## begin Task inputs

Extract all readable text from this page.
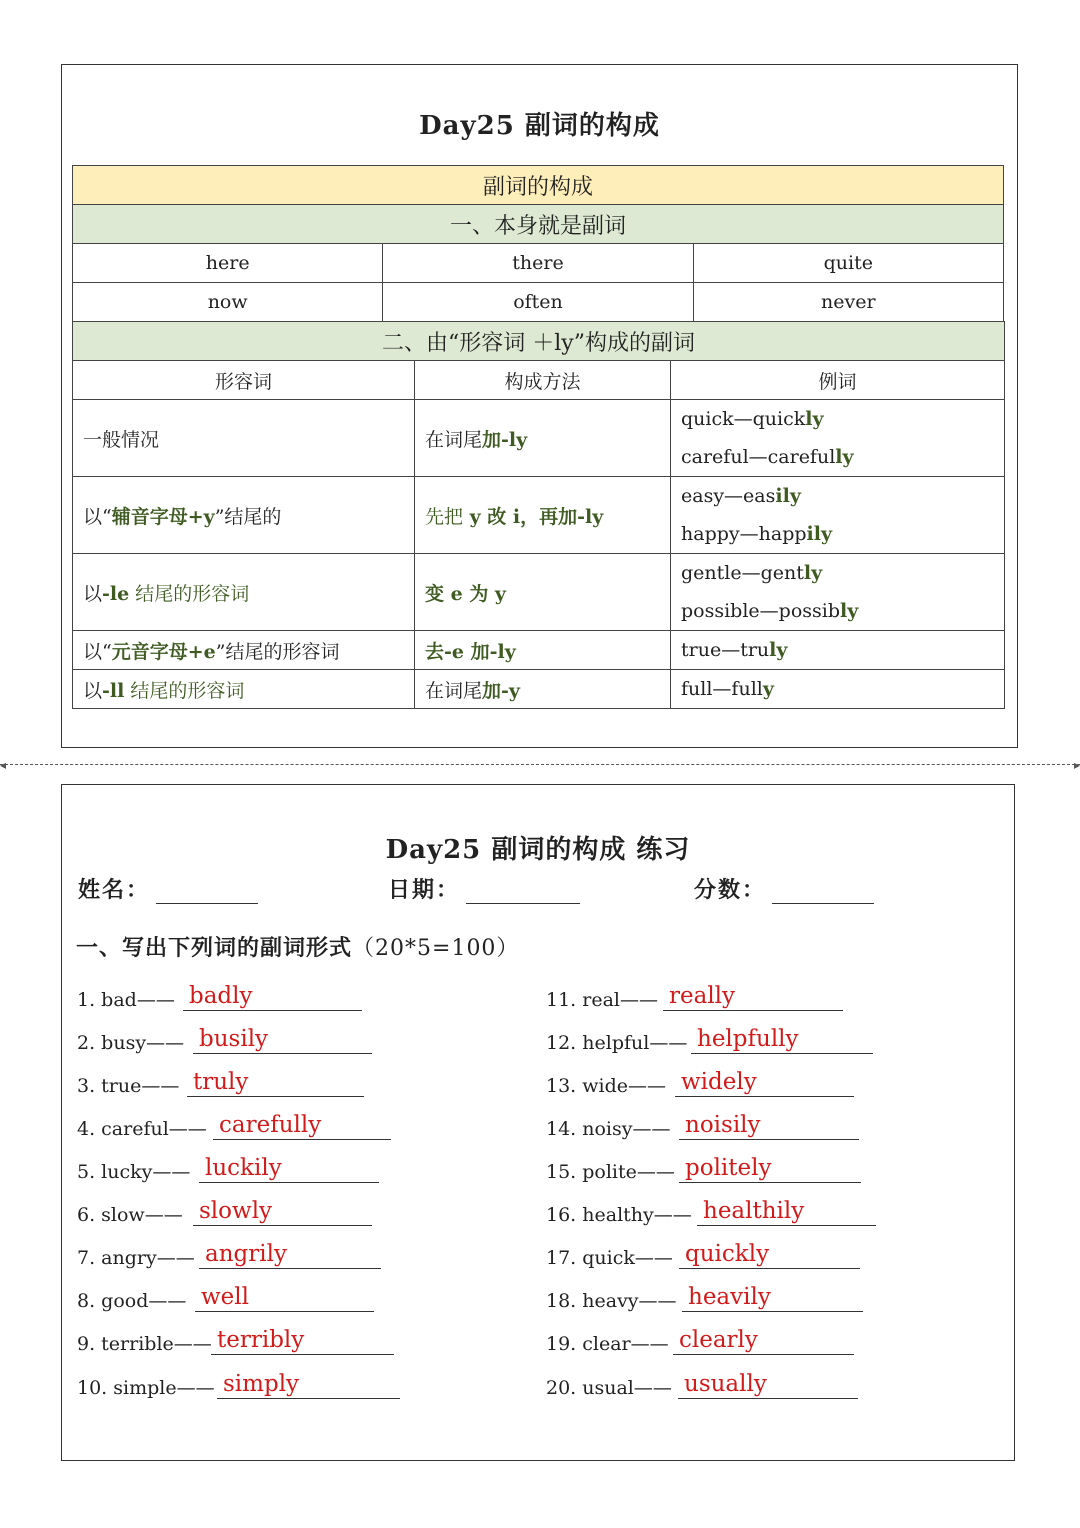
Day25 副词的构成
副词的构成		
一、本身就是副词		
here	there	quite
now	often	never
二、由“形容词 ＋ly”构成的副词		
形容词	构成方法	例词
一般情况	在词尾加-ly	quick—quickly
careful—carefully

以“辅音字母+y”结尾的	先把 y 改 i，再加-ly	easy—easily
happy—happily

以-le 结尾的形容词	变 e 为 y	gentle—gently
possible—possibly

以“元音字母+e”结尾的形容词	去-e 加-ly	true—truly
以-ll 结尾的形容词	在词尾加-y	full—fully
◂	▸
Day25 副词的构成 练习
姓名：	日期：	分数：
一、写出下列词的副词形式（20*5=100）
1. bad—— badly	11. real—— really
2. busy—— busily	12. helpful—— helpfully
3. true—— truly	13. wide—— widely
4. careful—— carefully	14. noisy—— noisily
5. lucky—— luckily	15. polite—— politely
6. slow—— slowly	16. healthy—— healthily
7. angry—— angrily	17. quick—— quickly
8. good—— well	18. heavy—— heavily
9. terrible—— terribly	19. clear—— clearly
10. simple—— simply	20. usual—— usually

## end Task inputs
## begin Task inputs

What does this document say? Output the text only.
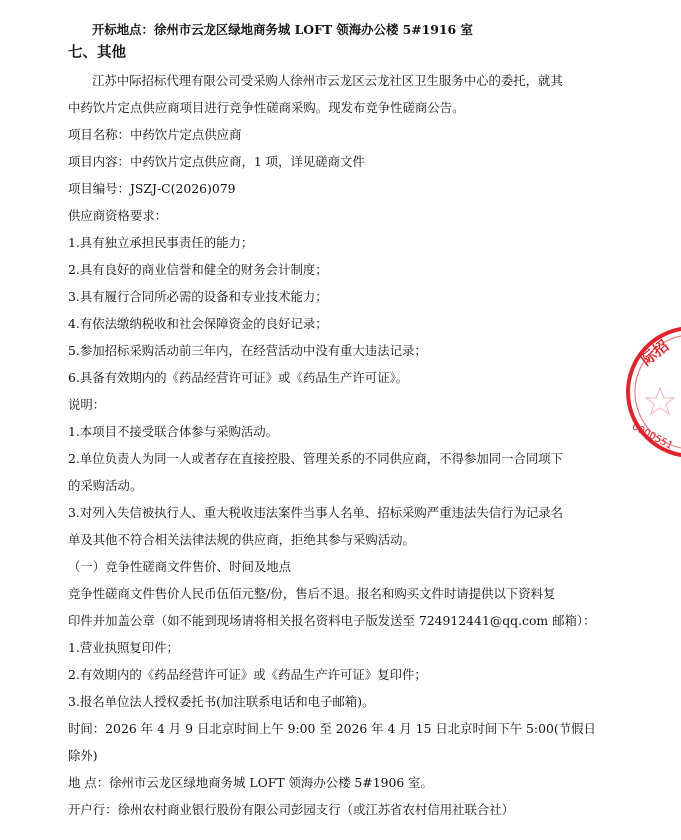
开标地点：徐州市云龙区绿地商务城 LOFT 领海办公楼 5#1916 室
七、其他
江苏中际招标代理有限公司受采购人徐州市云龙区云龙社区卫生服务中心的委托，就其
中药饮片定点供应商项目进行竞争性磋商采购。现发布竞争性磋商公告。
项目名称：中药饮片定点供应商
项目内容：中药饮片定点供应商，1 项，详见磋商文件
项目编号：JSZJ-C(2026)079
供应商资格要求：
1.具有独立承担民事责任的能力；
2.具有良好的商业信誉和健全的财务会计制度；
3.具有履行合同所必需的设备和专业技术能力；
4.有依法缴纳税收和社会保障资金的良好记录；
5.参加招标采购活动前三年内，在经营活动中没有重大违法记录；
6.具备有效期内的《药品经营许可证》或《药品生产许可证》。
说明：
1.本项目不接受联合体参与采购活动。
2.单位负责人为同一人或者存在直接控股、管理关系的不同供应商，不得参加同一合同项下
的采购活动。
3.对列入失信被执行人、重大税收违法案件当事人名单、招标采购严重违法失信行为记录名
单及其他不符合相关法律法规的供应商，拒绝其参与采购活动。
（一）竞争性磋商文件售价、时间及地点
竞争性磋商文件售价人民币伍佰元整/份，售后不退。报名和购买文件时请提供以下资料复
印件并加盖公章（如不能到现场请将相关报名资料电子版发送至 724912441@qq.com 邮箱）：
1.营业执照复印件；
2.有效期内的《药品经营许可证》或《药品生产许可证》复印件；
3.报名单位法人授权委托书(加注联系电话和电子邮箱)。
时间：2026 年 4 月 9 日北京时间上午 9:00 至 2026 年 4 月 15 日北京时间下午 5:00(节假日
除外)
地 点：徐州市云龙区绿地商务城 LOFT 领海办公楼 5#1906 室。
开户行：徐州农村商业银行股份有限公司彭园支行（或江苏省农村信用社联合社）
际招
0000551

## end Task inputs
## begin Task inputs

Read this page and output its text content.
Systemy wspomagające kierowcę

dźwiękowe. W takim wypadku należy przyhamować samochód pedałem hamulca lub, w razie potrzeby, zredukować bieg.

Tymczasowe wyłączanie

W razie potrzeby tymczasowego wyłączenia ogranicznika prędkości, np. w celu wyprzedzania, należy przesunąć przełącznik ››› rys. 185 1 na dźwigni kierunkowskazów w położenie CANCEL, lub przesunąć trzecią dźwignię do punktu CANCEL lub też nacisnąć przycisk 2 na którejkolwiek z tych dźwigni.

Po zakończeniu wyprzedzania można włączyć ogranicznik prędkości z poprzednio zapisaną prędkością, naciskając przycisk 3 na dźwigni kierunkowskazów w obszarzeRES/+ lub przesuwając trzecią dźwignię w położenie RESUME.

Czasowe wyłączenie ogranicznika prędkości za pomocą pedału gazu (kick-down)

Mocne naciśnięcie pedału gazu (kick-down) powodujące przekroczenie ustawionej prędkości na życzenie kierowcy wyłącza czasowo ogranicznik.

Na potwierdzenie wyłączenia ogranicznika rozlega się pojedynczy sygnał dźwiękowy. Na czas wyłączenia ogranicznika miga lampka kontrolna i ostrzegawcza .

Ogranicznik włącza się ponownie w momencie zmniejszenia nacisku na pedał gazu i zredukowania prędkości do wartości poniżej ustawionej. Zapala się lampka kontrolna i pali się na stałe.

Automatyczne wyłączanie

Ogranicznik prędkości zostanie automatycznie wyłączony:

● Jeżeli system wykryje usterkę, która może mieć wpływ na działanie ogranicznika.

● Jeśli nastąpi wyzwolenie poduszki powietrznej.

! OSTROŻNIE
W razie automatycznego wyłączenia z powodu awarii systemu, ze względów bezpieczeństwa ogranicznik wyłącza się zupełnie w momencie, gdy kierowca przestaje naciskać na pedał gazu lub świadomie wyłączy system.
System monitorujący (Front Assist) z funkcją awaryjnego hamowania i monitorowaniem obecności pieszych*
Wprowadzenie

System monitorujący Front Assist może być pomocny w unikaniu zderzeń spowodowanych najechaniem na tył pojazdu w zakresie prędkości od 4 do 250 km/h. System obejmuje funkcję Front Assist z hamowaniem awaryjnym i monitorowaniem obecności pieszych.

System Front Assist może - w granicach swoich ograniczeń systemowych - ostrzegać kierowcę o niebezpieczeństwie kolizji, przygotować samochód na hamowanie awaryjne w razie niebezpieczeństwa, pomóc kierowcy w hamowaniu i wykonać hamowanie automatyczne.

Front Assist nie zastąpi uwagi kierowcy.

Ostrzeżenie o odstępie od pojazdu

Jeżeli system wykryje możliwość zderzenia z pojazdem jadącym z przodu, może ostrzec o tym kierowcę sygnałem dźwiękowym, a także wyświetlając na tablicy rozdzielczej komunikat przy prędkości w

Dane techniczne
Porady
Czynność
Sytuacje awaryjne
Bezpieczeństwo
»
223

## end Task inputs

> The task:
Determine how many lines of the records above contain the word "kierunkowskazów", and report only that number.

> Final result:
2